PROBLEM TO WORK ON: From the records below, give the number of lines that contain the string "Вводная", without any other text.

:: STORED ROWS

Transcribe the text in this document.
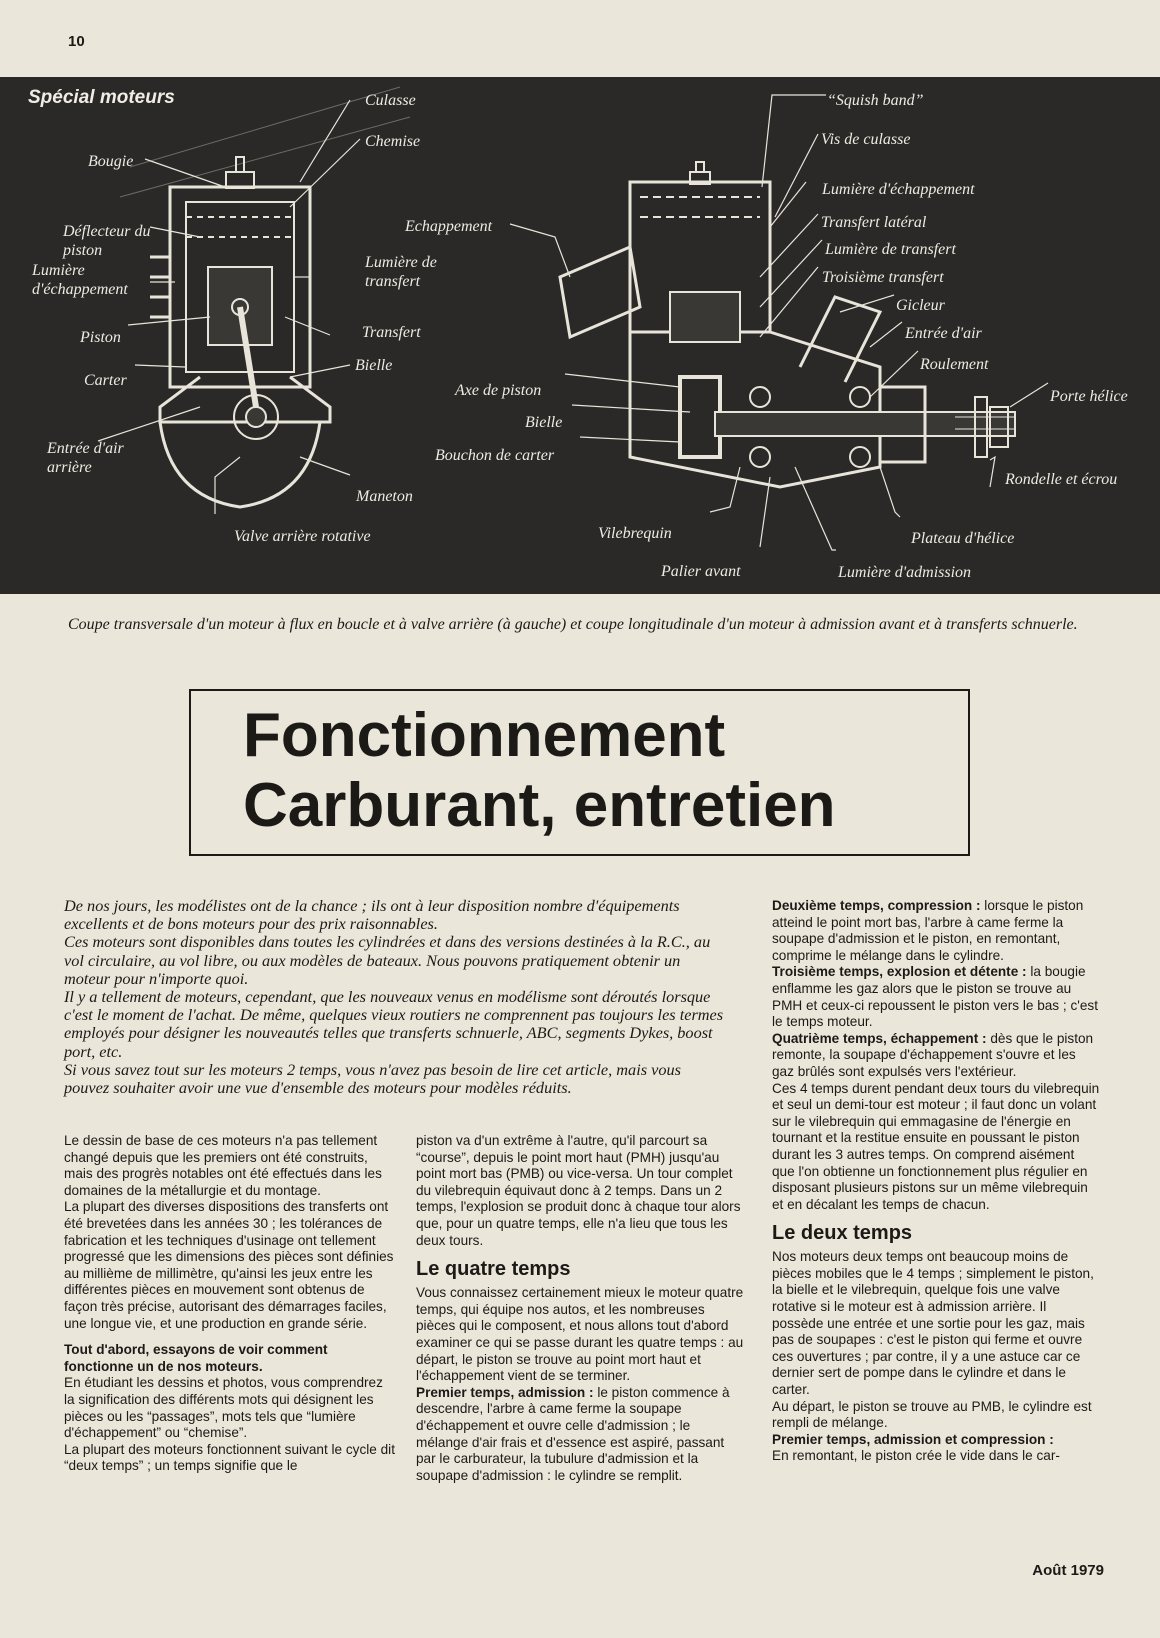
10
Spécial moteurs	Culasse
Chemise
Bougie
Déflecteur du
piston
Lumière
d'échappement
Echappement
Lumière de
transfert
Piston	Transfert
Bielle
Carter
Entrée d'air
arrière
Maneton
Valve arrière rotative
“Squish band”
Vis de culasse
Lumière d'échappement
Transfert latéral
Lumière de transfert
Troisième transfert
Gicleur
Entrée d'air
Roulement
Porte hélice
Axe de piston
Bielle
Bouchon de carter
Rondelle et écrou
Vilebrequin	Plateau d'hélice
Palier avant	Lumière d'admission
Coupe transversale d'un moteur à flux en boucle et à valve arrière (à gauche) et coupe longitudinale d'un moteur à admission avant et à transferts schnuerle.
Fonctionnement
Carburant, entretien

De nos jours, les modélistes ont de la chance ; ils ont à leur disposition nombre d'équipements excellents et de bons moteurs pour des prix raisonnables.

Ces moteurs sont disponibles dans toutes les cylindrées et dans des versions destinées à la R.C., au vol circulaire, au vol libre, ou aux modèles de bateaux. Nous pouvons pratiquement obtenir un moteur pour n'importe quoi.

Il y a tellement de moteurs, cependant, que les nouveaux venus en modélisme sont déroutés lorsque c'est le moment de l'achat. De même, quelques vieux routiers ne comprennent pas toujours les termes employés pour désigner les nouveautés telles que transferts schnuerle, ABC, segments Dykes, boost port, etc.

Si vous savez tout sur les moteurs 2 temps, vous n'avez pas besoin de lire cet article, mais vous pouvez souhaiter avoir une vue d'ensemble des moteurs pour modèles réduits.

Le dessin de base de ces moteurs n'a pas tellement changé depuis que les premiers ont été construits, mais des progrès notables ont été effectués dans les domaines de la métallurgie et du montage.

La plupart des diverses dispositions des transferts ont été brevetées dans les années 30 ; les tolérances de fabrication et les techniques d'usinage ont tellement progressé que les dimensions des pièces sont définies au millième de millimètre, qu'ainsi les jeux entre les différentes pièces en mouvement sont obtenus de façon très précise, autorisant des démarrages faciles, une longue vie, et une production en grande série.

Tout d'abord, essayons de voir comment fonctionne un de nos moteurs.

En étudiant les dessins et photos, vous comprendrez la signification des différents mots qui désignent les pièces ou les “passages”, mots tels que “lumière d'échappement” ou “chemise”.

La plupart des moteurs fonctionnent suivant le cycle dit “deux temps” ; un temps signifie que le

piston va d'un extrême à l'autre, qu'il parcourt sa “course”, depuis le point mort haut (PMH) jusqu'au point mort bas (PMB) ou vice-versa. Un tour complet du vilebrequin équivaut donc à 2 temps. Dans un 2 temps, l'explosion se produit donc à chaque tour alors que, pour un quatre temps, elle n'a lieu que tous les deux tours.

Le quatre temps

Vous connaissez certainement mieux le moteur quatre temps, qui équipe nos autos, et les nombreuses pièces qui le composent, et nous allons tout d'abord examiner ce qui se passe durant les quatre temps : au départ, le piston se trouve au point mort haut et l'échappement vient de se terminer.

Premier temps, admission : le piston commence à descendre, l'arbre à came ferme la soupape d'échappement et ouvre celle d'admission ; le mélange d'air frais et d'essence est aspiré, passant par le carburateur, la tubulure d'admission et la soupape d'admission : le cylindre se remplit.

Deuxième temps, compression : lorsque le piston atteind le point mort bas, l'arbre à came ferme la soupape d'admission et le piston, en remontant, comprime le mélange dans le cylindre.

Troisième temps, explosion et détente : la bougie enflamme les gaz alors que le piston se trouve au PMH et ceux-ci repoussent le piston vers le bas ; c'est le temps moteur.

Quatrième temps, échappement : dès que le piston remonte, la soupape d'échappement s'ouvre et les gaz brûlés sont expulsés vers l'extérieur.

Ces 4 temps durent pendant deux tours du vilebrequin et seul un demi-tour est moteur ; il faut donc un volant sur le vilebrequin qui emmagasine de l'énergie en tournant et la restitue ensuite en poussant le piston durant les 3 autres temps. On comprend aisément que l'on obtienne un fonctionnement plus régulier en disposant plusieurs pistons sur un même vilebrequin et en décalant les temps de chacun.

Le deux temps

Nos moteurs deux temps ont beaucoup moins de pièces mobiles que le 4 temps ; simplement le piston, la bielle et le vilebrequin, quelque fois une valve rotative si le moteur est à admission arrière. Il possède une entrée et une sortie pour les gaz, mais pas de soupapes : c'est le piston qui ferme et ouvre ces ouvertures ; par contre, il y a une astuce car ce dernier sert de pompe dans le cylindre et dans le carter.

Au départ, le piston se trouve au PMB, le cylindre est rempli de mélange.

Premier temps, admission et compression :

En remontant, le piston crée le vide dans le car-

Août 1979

::::
:: STORED ROWS

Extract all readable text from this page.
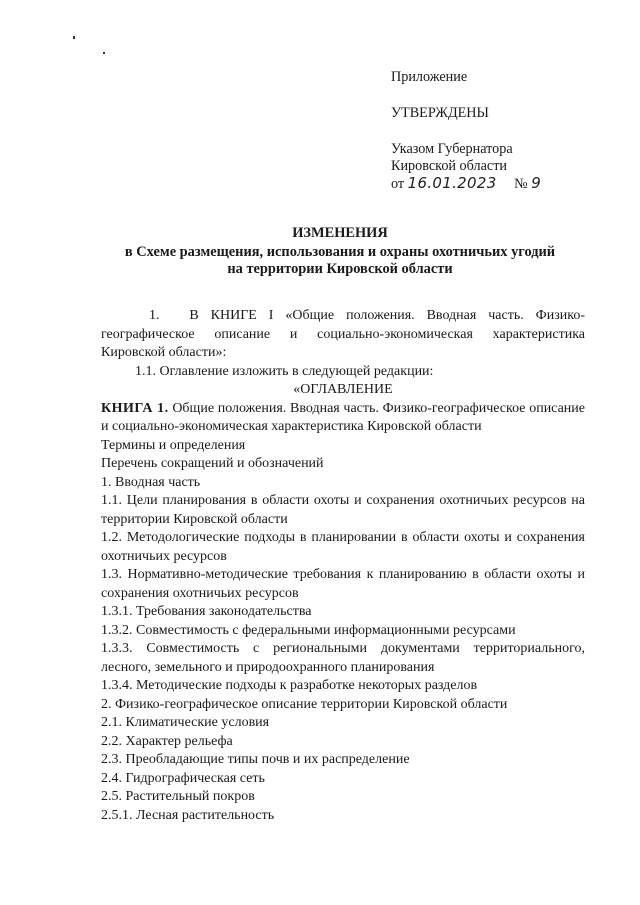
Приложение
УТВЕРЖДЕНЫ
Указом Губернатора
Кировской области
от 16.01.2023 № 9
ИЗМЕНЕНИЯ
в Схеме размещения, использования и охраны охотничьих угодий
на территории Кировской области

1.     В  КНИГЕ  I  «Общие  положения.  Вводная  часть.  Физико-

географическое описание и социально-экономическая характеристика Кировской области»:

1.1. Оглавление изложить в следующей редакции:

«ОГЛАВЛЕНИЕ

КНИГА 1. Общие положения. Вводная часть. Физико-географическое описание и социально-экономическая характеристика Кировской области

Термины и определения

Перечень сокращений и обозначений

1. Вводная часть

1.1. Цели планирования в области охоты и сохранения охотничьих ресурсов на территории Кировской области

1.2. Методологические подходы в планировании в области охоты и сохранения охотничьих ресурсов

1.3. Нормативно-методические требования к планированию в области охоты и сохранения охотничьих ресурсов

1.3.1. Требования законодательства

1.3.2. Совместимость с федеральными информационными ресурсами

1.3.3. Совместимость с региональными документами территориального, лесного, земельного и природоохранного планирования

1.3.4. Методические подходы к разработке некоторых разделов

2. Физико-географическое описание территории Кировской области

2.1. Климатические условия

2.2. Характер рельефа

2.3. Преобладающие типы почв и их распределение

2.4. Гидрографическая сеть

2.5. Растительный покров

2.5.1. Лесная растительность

::::
:: STORED ROWS

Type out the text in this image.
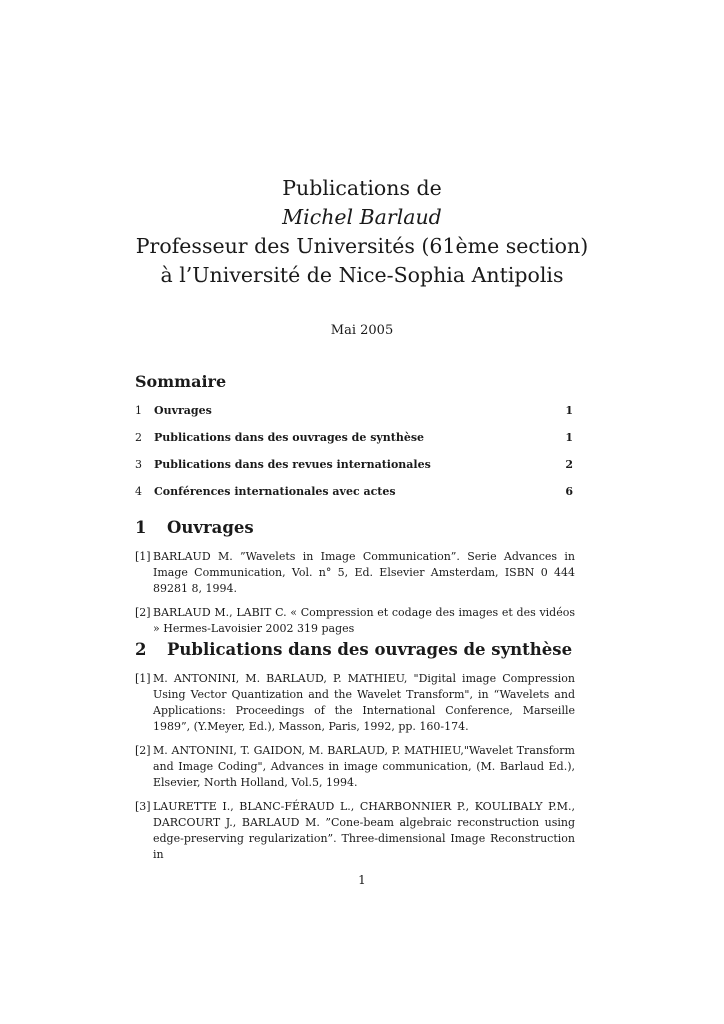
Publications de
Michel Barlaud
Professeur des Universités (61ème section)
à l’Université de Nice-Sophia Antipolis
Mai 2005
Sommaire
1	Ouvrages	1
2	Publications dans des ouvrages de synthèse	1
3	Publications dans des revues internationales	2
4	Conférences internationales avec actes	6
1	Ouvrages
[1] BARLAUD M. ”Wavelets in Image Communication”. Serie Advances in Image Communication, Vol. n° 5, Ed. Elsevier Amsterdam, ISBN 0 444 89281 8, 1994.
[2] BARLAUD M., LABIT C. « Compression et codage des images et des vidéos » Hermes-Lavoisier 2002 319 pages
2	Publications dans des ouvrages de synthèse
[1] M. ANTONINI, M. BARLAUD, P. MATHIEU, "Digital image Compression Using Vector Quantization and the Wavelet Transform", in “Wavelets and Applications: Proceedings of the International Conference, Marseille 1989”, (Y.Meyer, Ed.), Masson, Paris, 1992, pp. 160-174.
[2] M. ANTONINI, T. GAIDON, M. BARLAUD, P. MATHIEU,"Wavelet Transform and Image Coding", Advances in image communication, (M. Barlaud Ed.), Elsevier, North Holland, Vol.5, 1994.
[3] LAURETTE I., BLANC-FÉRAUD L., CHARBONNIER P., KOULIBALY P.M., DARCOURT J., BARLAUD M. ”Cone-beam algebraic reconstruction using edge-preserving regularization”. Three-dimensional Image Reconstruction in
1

::::

RESPONSE TO THIS EXERCISE: 3